Instruction → Transcribe the records in full, keeping every character as it is.
=== Provided entries ===
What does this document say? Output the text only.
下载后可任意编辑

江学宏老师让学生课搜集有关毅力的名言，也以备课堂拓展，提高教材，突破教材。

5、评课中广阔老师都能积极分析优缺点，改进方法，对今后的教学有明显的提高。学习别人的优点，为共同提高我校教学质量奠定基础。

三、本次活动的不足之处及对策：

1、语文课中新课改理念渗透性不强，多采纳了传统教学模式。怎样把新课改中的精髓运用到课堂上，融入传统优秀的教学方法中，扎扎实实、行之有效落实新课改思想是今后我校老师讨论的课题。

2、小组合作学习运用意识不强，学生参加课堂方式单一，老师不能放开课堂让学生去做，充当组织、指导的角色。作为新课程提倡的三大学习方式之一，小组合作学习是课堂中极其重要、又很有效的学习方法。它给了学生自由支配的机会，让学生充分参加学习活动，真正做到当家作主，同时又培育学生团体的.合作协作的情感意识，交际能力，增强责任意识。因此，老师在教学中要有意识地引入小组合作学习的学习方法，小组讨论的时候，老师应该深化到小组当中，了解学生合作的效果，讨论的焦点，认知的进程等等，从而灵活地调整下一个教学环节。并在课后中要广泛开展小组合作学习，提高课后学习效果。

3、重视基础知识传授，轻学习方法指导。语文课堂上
===
Exercise answer →
What does this document say? Output the text only.
下载后可任意编辑

江学宏老师让学生课搜集有关毅力的名言，也以备课堂拓展，提高教材，突破教材。

5、评课中广阔老师都能积极分析优缺点，改进方法，对今后的教学有明显的提高。学习别人的优点，为共同提高我校教学质量奠定基础。

三、本次活动的不足之处及对策：

1、语文课中新课改理念渗透性不强，多采纳了传统教学模式。怎样把新课改中的精髓运用到课堂上，融入传统优秀的教学方法中，扎扎实实、行之有效落实新课改思想是今后我校老师讨论的课题。

2、小组合作学习运用意识不强，学生参加课堂方式单一，老师不能放开课堂让学生去做，充当组织、指导的角色。作为新课程提倡的三大学习方式之一，小组合作学习是课堂中极其重要、又很有效的学习方法。它给了学生自由支配的机会，让学生充分参加学习活动，真正做到当家作主，同时又培育学生团体的.合作协作的情感意识，交际能力，增强责任意识。因此，老师在教学中要有意识地引入小组合作学习的学习方法，小组讨论的时候，老师应该深化到小组当中，了解学生合作的效果，讨论的焦点，认知的进程等等，从而灵活地调整下一个教学环节。并在课后中要广泛开展小组合作学习，提高课后学习效果。

3、重视基础知识传授，轻学习方法指导。语文课堂上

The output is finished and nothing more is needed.